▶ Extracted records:
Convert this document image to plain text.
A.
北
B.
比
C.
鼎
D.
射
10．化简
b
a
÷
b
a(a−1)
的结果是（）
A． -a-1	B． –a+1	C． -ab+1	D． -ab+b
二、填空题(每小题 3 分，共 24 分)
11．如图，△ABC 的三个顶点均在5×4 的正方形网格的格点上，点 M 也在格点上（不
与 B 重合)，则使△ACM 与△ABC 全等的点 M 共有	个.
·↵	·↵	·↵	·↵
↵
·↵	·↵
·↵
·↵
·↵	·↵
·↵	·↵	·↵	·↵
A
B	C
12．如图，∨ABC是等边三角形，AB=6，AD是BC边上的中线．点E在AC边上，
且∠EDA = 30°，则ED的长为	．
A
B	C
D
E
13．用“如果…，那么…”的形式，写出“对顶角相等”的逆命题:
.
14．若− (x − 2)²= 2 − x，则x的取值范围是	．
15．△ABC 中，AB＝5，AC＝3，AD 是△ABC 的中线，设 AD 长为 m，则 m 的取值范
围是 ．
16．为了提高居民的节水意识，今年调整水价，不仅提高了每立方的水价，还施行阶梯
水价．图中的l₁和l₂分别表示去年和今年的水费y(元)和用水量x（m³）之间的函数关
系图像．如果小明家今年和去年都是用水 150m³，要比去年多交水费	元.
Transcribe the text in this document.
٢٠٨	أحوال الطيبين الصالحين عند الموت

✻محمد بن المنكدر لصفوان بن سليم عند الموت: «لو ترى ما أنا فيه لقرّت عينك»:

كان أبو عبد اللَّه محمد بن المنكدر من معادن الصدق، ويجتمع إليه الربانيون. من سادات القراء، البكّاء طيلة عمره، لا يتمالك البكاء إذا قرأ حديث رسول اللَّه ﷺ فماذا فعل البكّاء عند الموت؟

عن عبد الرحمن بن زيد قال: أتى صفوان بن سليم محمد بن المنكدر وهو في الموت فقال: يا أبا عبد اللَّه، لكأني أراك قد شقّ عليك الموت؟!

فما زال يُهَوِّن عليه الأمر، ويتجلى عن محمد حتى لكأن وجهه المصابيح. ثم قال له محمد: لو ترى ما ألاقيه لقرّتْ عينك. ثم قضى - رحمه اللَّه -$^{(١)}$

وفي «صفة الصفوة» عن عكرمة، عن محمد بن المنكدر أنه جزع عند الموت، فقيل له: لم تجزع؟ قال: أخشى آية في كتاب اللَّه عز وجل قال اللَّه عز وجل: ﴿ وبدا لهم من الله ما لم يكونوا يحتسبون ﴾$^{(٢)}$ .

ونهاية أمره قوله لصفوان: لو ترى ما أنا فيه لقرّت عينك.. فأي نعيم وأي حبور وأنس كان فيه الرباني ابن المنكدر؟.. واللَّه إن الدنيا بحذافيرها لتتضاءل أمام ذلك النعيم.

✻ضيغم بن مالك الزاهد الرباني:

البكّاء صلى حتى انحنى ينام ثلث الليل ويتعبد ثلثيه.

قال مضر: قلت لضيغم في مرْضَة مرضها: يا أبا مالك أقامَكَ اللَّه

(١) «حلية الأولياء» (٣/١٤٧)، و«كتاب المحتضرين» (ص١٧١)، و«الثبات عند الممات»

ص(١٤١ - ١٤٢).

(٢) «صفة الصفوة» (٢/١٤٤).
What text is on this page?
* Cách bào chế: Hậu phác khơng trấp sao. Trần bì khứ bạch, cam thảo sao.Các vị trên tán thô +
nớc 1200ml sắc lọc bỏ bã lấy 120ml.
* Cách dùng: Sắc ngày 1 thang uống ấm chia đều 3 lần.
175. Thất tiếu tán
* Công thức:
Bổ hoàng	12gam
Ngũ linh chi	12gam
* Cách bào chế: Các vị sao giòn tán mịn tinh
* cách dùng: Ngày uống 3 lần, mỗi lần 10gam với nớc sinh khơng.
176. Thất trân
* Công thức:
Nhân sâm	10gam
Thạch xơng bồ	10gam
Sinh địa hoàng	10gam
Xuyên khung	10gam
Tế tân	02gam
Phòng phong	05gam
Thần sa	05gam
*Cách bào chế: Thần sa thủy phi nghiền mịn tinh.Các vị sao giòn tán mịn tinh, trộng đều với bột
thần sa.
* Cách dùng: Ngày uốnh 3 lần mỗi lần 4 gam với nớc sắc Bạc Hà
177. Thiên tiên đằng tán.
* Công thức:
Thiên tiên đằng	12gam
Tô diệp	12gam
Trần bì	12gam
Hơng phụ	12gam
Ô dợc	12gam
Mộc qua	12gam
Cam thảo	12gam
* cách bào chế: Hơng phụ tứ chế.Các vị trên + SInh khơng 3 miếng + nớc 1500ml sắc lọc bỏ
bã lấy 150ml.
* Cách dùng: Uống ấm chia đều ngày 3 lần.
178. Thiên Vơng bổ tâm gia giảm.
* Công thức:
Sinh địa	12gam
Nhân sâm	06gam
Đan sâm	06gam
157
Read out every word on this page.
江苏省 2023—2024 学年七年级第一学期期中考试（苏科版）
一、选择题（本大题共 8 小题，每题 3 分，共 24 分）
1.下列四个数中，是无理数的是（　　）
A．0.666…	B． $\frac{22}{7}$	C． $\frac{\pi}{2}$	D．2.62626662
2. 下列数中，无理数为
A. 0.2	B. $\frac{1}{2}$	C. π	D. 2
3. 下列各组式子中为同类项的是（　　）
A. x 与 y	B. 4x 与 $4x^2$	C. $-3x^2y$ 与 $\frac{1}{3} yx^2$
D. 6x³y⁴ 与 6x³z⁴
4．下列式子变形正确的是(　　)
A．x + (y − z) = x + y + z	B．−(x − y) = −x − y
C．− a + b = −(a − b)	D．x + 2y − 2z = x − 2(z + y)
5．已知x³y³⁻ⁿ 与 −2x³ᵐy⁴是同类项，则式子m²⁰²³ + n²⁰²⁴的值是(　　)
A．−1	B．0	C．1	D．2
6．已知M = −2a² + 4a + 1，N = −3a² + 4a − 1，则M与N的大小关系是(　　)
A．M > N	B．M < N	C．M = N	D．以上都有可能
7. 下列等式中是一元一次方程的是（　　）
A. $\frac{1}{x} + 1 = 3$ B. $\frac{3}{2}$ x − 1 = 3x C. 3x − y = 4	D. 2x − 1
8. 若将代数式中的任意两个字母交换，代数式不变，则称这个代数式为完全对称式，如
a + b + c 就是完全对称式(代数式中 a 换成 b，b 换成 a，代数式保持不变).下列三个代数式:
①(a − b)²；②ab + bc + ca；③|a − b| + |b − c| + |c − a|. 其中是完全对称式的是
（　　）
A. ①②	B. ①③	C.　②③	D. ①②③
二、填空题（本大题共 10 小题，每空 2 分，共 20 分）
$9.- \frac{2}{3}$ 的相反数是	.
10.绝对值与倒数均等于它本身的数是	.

▶ Written instruction: Your task is to output the full set of records exactly as presented.

▶ Full response:
Convert this document image to plain text.
A.
北
B.
比
C.
鼎
D.
射
10．化简
b
a
÷
b
a(a−1)
的结果是（）
A． -a-1	B． –a+1	C． -ab+1	D． -ab+b
二、填空题(每小题 3 分，共 24 分)
11．如图，△ABC 的三个顶点均在5×4 的正方形网格的格点上，点 M 也在格点上（不
与 B 重合)，则使△ACM 与△ABC 全等的点 M 共有	个.
·↵	·↵	·↵	·↵
↵
·↵	·↵
·↵
·↵
·↵	·↵
·↵	·↵	·↵	·↵
A
B	C
12．如图，∨ABC是等边三角形，AB=6，AD是BC边上的中线．点E在AC边上，
且∠EDA = 30°，则ED的长为	．
A
B	C
D
E
13．用“如果…，那么…”的形式，写出“对顶角相等”的逆命题:
.
14．若− (x − 2)²= 2 − x，则x的取值范围是	．
15．△ABC 中，AB＝5，AC＝3，AD 是△ABC 的中线，设 AD 长为 m，则 m 的取值范
围是 ．
16．为了提高居民的节水意识，今年调整水价，不仅提高了每立方的水价，还施行阶梯
水价．图中的l₁和l₂分别表示去年和今年的水费y(元)和用水量x（m³）之间的函数关
系图像．如果小明家今年和去年都是用水 150m³，要比去年多交水费	元.
Transcribe the text in this document.
٢٠٨	أحوال الطيبين الصالحين عند الموت

✻محمد بن المنكدر لصفوان بن سليم عند الموت: «لو ترى ما أنا فيه لقرّت عينك»:

كان أبو عبد اللَّه محمد بن المنكدر من معادن الصدق، ويجتمع إليه الربانيون. من سادات القراء، البكّاء طيلة عمره، لا يتمالك البكاء إذا قرأ حديث رسول اللَّه ﷺ فماذا فعل البكّاء عند الموت؟

عن عبد الرحمن بن زيد قال: أتى صفوان بن سليم محمد بن المنكدر وهو في الموت فقال: يا أبا عبد اللَّه، لكأني أراك قد شقّ عليك الموت؟!

فما زال يُهَوِّن عليه الأمر، ويتجلى عن محمد حتى لكأن وجهه المصابيح. ثم قال له محمد: لو ترى ما ألاقيه لقرّتْ عينك. ثم قضى - رحمه اللَّه -$^{(١)}$

وفي «صفة الصفوة» عن عكرمة، عن محمد بن المنكدر أنه جزع عند الموت، فقيل له: لم تجزع؟ قال: أخشى آية في كتاب اللَّه عز وجل قال اللَّه عز وجل: ﴿ وبدا لهم من الله ما لم يكونوا يحتسبون ﴾$^{(٢)}$ .

ونهاية أمره قوله لصفوان: لو ترى ما أنا فيه لقرّت عينك.. فأي نعيم وأي حبور وأنس كان فيه الرباني ابن المنكدر؟.. واللَّه إن الدنيا بحذافيرها لتتضاءل أمام ذلك النعيم.

✻ضيغم بن مالك الزاهد الرباني:

البكّاء صلى حتى انحنى ينام ثلث الليل ويتعبد ثلثيه.

قال مضر: قلت لضيغم في مرْضَة مرضها: يا أبا مالك أقامَكَ اللَّه

(١) «حلية الأولياء» (٣/١٤٧)، و«كتاب المحتضرين» (ص١٧١)، و«الثبات عند الممات»

ص(١٤١ - ١٤٢).

(٢) «صفة الصفوة» (٢/١٤٤).
What text is on this page?
* Cách bào chế: Hậu phác khơng trấp sao. Trần bì khứ bạch, cam thảo sao.Các vị trên tán thô +
nớc 1200ml sắc lọc bỏ bã lấy 120ml.
* Cách dùng: Sắc ngày 1 thang uống ấm chia đều 3 lần.
175. Thất tiếu tán
* Công thức:
Bổ hoàng	12gam
Ngũ linh chi	12gam
* Cách bào chế: Các vị sao giòn tán mịn tinh
* cách dùng: Ngày uống 3 lần, mỗi lần 10gam với nớc sinh khơng.
176. Thất trân
* Công thức:
Nhân sâm	10gam
Thạch xơng bồ	10gam
Sinh địa hoàng	10gam
Xuyên khung	10gam
Tế tân	02gam
Phòng phong	05gam
Thần sa	05gam
*Cách bào chế: Thần sa thủy phi nghiền mịn tinh.Các vị sao giòn tán mịn tinh, trộng đều với bột
thần sa.
* Cách dùng: Ngày uốnh 3 lần mỗi lần 4 gam với nớc sắc Bạc Hà
177. Thiên tiên đằng tán.
* Công thức:
Thiên tiên đằng	12gam
Tô diệp	12gam
Trần bì	12gam
Hơng phụ	12gam
Ô dợc	12gam
Mộc qua	12gam
Cam thảo	12gam
* cách bào chế: Hơng phụ tứ chế.Các vị trên + SInh khơng 3 miếng + nớc 1500ml sắc lọc bỏ
bã lấy 150ml.
* Cách dùng: Uống ấm chia đều ngày 3 lần.
178. Thiên Vơng bổ tâm gia giảm.
* Công thức:
Sinh địa	12gam
Nhân sâm	06gam
Đan sâm	06gam
157
Read out every word on this page.
江苏省 2023—2024 学年七年级第一学期期中考试（苏科版）
一、选择题（本大题共 8 小题，每题 3 分，共 24 分）
1.下列四个数中，是无理数的是（　　）
A．0.666…	B． $\frac{22}{7}$	C． $\frac{\pi}{2}$	D．2.62626662
2. 下列数中，无理数为
A. 0.2	B. $\frac{1}{2}$	C. π	D. 2
3. 下列各组式子中为同类项的是（　　）
A. x 与 y	B. 4x 与 $4x^2$	C. $-3x^2y$ 与 $\frac{1}{3} yx^2$
D. 6x³y⁴ 与 6x³z⁴
4．下列式子变形正确的是(　　)
A．x + (y − z) = x + y + z	B．−(x − y) = −x − y
C．− a + b = −(a − b)	D．x + 2y − 2z = x − 2(z + y)
5．已知x³y³⁻ⁿ 与 −2x³ᵐy⁴是同类项，则式子m²⁰²³ + n²⁰²⁴的值是(　　)
A．−1	B．0	C．1	D．2
6．已知M = −2a² + 4a + 1，N = −3a² + 4a − 1，则M与N的大小关系是(　　)
A．M > N	B．M < N	C．M = N	D．以上都有可能
7. 下列等式中是一元一次方程的是（　　）
A. $\frac{1}{x} + 1 = 3$ B. $\frac{3}{2}$ x − 1 = 3x C. 3x − y = 4	D. 2x − 1
8. 若将代数式中的任意两个字母交换，代数式不变，则称这个代数式为完全对称式，如
a + b + c 就是完全对称式(代数式中 a 换成 b，b 换成 a，代数式保持不变).下列三个代数式:
①(a − b)²；②ab + bc + ca；③|a − b| + |b − c| + |c − a|. 其中是完全对称式的是
（　　）
A. ①②	B. ①③	C.　②③	D. ①②③
二、填空题（本大题共 10 小题，每空 2 分，共 20 分）
$9.- \frac{2}{3}$ 的相反数是	.
10.绝对值与倒数均等于它本身的数是	.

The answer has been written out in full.